→ YOUR GOAL
Tally the lines that include "комнаты". Output the number only.

________________

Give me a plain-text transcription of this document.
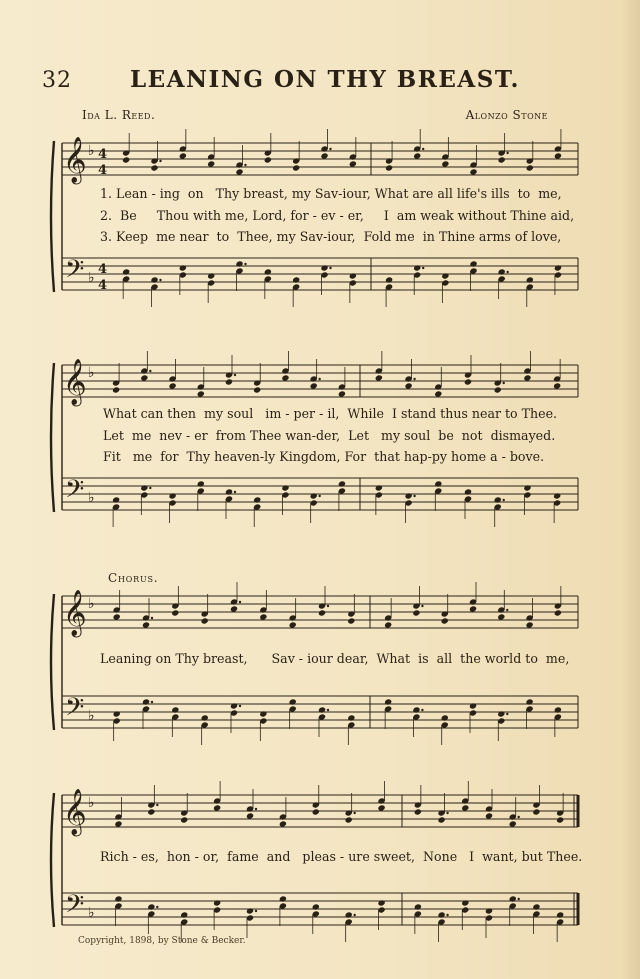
32	LEANING ON THY BREAST.
Ida L. Reed.	Alonzo Stone
Chorus.
𝄞
𝄢
♭
♭
4
4
4
4
𝄞
𝄢
♭
♭
𝄞
𝄢
♭
♭
𝄞
𝄢
♭
♭
1. Lean - ing  on   Thy breast, my Sav-iour, What are all life's ills  to  me,
2.  Be     Thou with me, Lord, for - ev - er,     I  am weak without Thine aid,
3. Keep  me near  to  Thee, my Sav-iour,  Fold me  in Thine arms of love,
What can then  my soul   im - per - il,  While  I stand thus near to Thee.
Let  me  nev - er  from Thee wan-der,  Let   my soul  be  not  dismayed.
Fit   me  for  Thy heaven-ly Kingdom, For  that hap-py home a - bove.
Leaning on Thy breast,      Sav - iour dear,  What  is  all  the world to  me,
Rich - es,  hon - or,  fame  and   pleas - ure sweet,  None   I  want, but Thee.
Copyright, 1898, by Stone & Becker.
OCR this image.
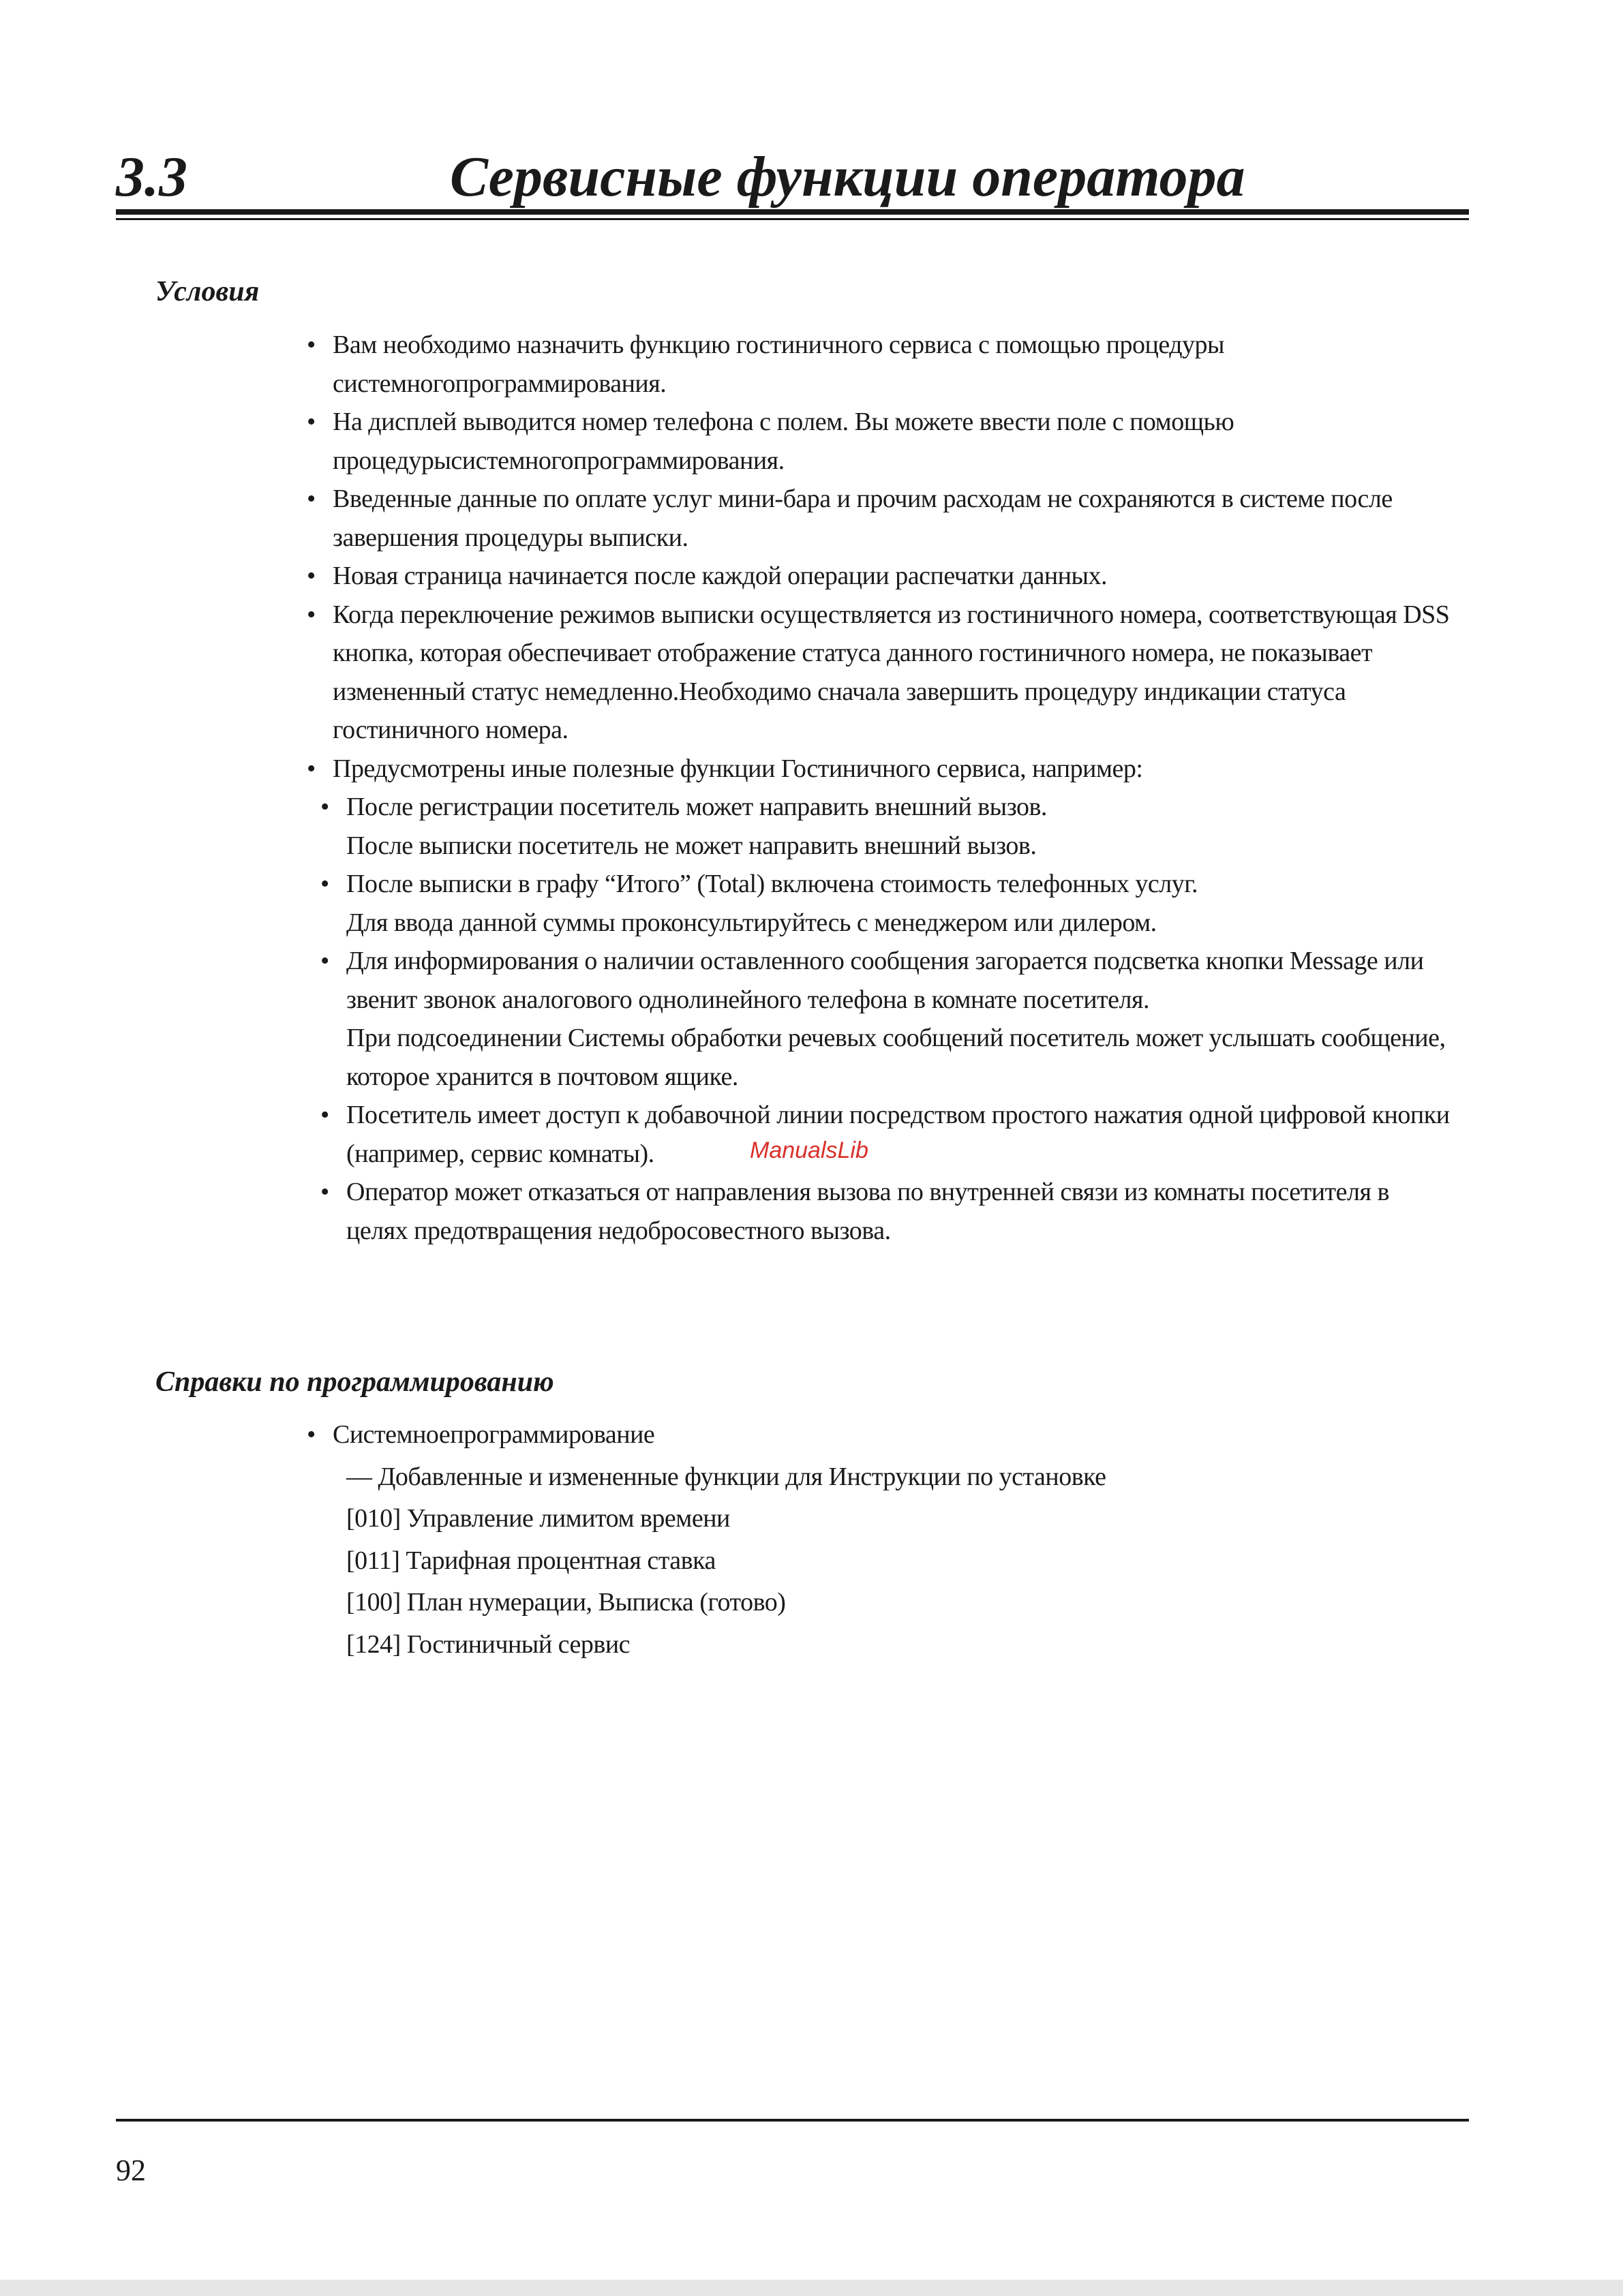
3.3	Сервисные функции оператора
Условия
• Вам необходимо назначить функцию гостиничного сервиса с помощью процедуры системногопрограммирования.
• На дисплей выводится номер телефона с полем. Вы можете ввести поле с помощью процедурысистемногопрограммирования.
• Введенные данные по оплате услуг мини-бара и прочим расходам не сохраняются в системе после завершения процедуры выписки.
• Новая страница начинается после каждой операции распечатки данных.
• Когда переключение режимов выписки осуществляется из гостиничного номера, соответствующая DSS кнопка, которая обеспечивает отображение статуса данного гостиничного номера, не показывает измененный статус немедленно.Необходимо сначала завершить процедуру индикации статуса гостиничного номера.
• Предусмотрены иные полезные функции Гостиничного сервиса, например:
• После регистрации посетитель может направить внешний вызов.
После выписки посетитель не может направить внешний вызов.
• После выписки в графу “Итого” (Total) включена стоимость телефонных услуг.
Для ввода данной суммы проконсультируйтесь с менеджером или дилером.
• Для информирования о наличии оставленного сообщения загорается подсветка кнопки Message или звенит звонок аналогового однолинейного телефона в комнате посетителя.
При подсоединении Системы обработки речевых сообщений посетитель может услышать сообщение, которое хранится в почтовом ящике.
• Посетитель имеет доступ к добавочной линии посредством простого нажатия одной цифровой кнопки (например, сервис комнаты).
• Оператор может отказаться от направления вызова по внутренней связи из комнаты посетителя в целях предотвращения недобросовестного вызова.
ManualsLib
Справки по программированию
• Системноепрограммирование
— Добавленные и измененные функции для Инструкции по установке
[010] Управление лимитом времени
[011] Тарифная процентная ставка
[100] План нумерации, Выписка (готово)
[124] Гостиничный сервис
92
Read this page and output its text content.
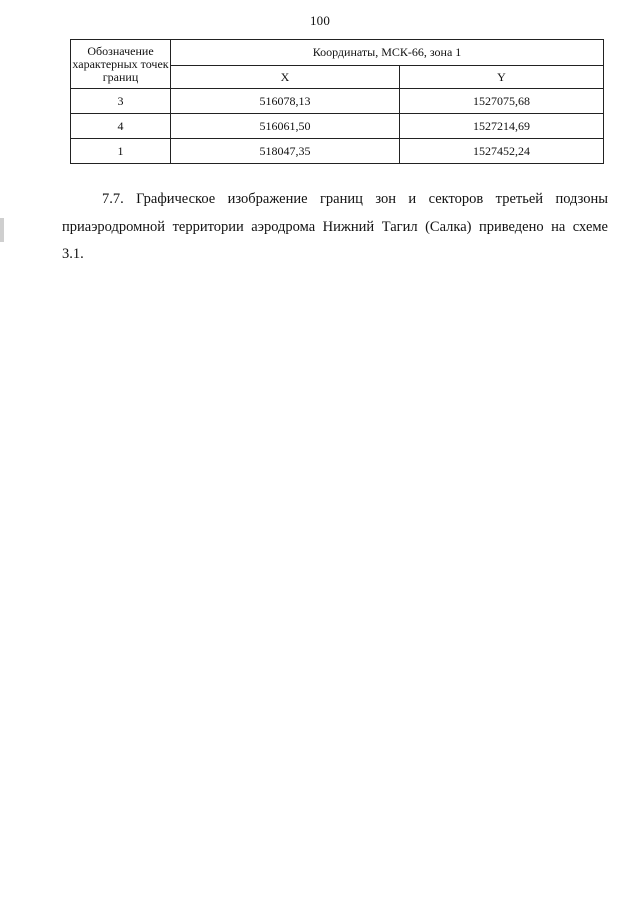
100
Обозначение характерных точек границ	Координаты, МСК-66, зона 1	
	X	Y
3	516078,13	1527075,68
4	516061,50	1527214,69
1	518047,35	1527452,24

7.7. Графическое изображение границ зон и секторов третьей подзоны приаэродромной территории аэродрома Нижний Тагил (Салка) приведено на схеме 3.1.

________________

→ THE COMPLETED TASK
2